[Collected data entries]

** START **

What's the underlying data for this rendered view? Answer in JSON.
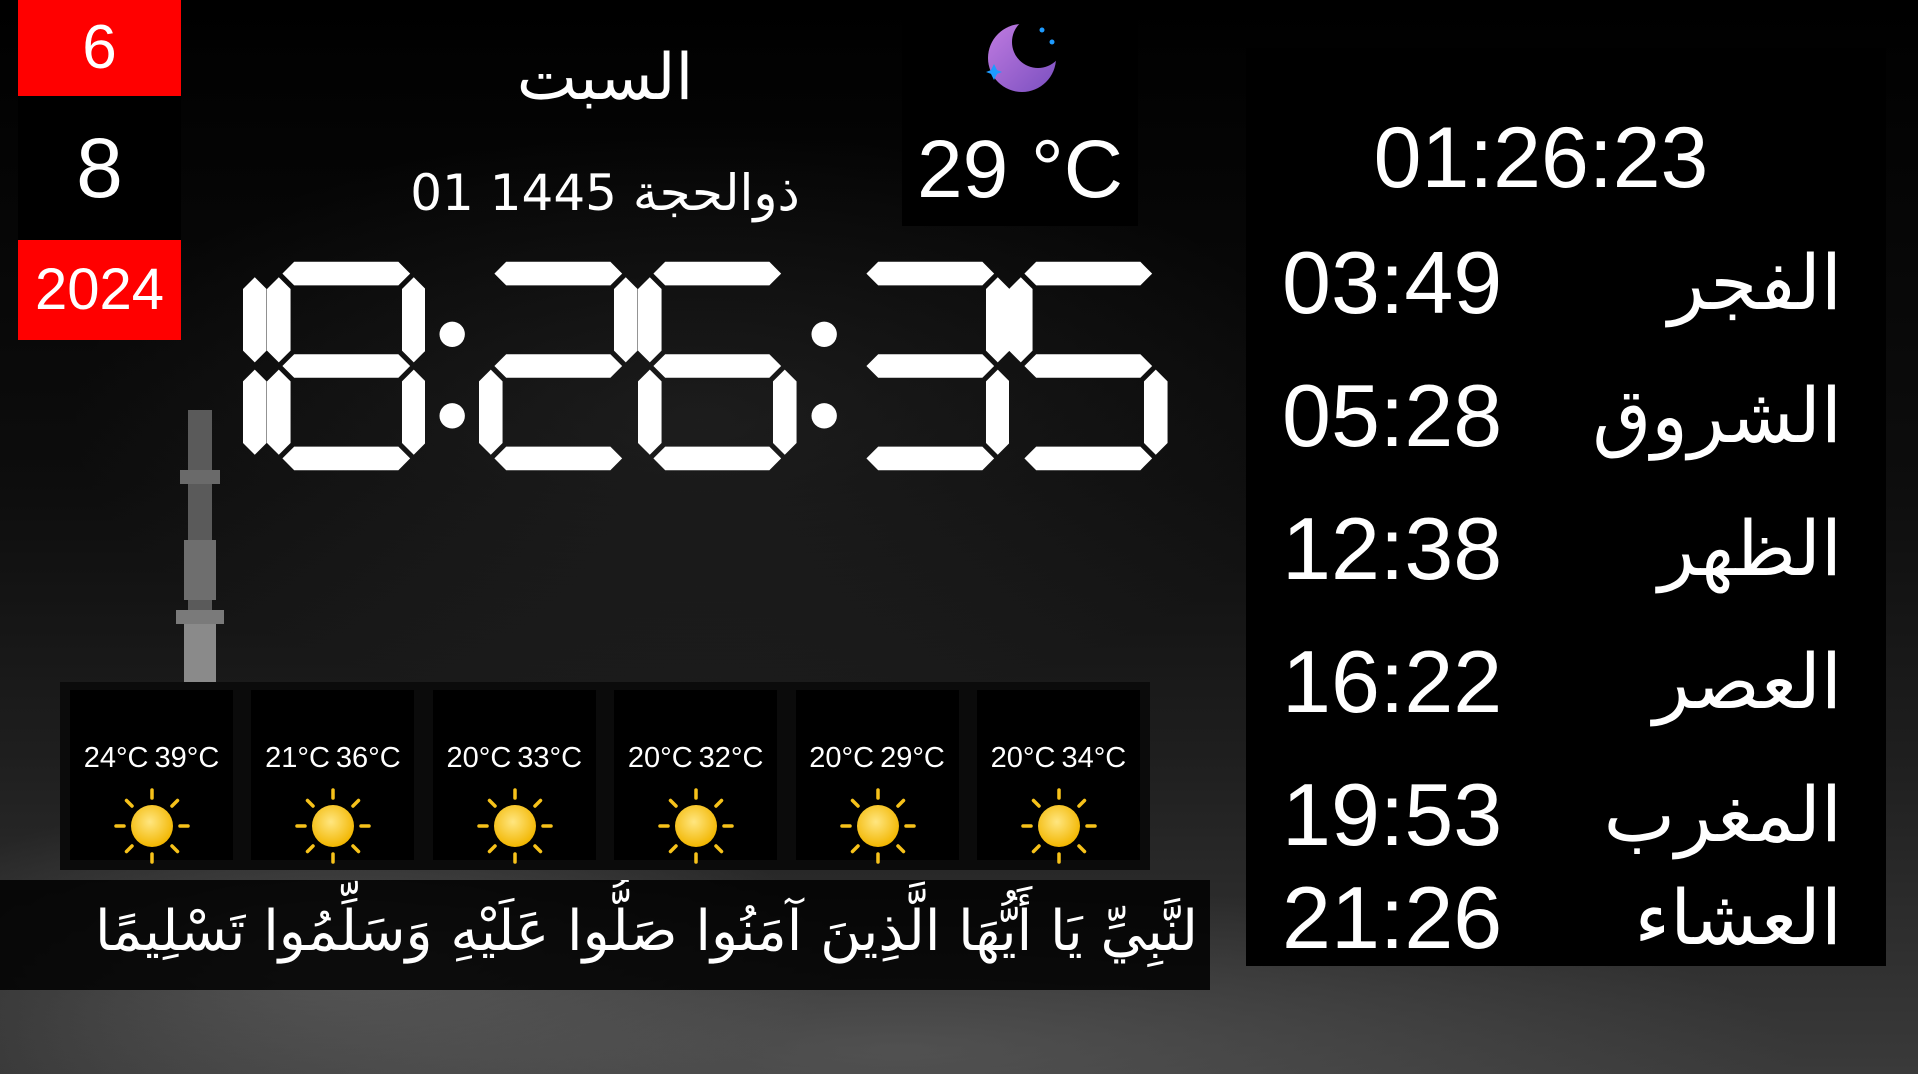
{
  "date": {
    "month": "6",
    "day": "8",
    "year": "2024"
  },
  "day_name": "السبت",
  "hijri_date": "01 ذوالحجة 1445",
  "weather": {
    "icon": "moon-night-icon",
    "current_temp": "29 °C"
  },
  "clock": {
    "digits": [
      "1",
      "8",
      "2",
      "6",
      "3",
      "5"
    ]
  },
  "forecast": [
    {
      "low": "24°C",
      "high": "39°C",
      "icon": "sun-icon"
    },
    {
      "low": "21°C",
      "high": "36°C",
      "icon": "sun-icon"
    },
    {
      "low": "20°C",
      "high": "33°C",
      "icon": "sun-icon"
    },
    {
      "low": "20°C",
      "high": "32°C",
      "icon": "sun-icon"
    },
    {
      "low": "20°C",
      "high": "29°C",
      "icon": "sun-icon"
    },
    {
      "low": "20°C",
      "high": "34°C",
      "icon": "sun-icon"
    }
  ],
  "quote": "لنَّبِيِّ يَا أَيُّهَا الَّذِينَ آمَنُوا صَلُّوا عَلَيْهِ وَسَلِّمُوا تَسْلِيمًا",
  "prayer": {
    "countdown": "01:26:23",
    "times": [
      {
        "name": "الفجر",
        "time": "03:49"
      },
      {
        "name": "الشروق",
        "time": "05:28"
      },
      {
        "name": "الظهر",
        "time": "12:38"
      },
      {
        "name": "العصر",
        "time": "16:22"
      },
      {
        "name": "المغرب",
        "time": "19:53"
      },
      {
        "name": "العشاء",
        "time": "21:26"
      }
    ]
  },
  "colors": {
    "accent_red": "#ff0000",
    "text": "#ffffff",
    "panel": "#000000"
  }
}
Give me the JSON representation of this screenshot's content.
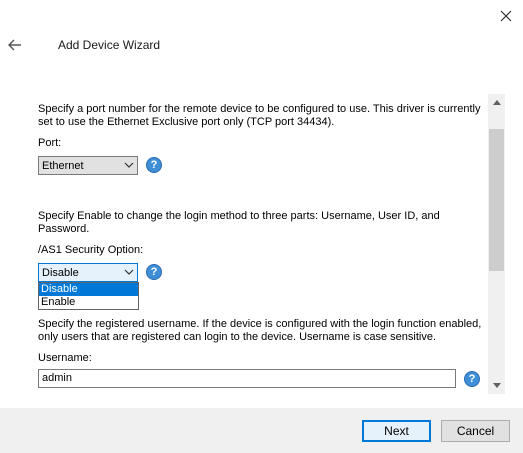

** END **

> Exercise instructions
Pictures are not part of the copy; reproduce everything else in the records exactly.

> Worked answer
What's the underlying data for this rendered view? Answer in JSON.
{
  "date": {
    "month": "6",
    "day": "8",
    "year": "2024"
  },
  "day_name": "السبت",
  "hijri_date": "01 ذوالحجة 1445",
  "weather": {
    "icon": "moon-night-icon",
    "current_temp": "29 °C"
  },
  "clock": {
    "digits": [
      "1",
      "8",
      "2",
      "6",
      "3",
      "5"
    ]
  },
  "forecast": [
    {
      "low": "24°C",
      "high": "39°C",
      "icon": "sun-icon"
    },
    {
      "low": "21°C",
      "high": "36°C",
      "icon": "sun-icon"
    },
    {
      "low": "20°C",
      "high": "33°C",
      "icon": "sun-icon"
    },
    {
      "low": "20°C",
      "high": "32°C",
      "icon": "sun-icon"
    },
    {
      "low": "20°C",
      "high": "29°C",
      "icon": "sun-icon"
    },
    {
      "low": "20°C",
      "high": "34°C",
      "icon": "sun-icon"
    }
  ],
  "quote": "لنَّبِيِّ يَا أَيُّهَا الَّذِينَ آمَنُوا صَلُّوا عَلَيْهِ وَسَلِّمُوا تَسْلِيمًا",
  "prayer": {
    "countdown": "01:26:23",
    "times": [
      {
        "name": "الفجر",
        "time": "03:49"
      },
      {
        "name": "الشروق",
        "time": "05:28"
      },
      {
        "name": "الظهر",
        "time": "12:38"
      },
      {
        "name": "العصر",
        "time": "16:22"
      },
      {
        "name": "المغرب",
        "time": "19:53"
      },
      {
        "name": "العشاء",
        "time": "21:26"
      }
    ]
  },
  "colors": {
    "accent_red": "#ff0000",
    "text": "#ffffff",
    "panel": "#000000"
  }
}
Give me the JSON representation of this screenshot's content.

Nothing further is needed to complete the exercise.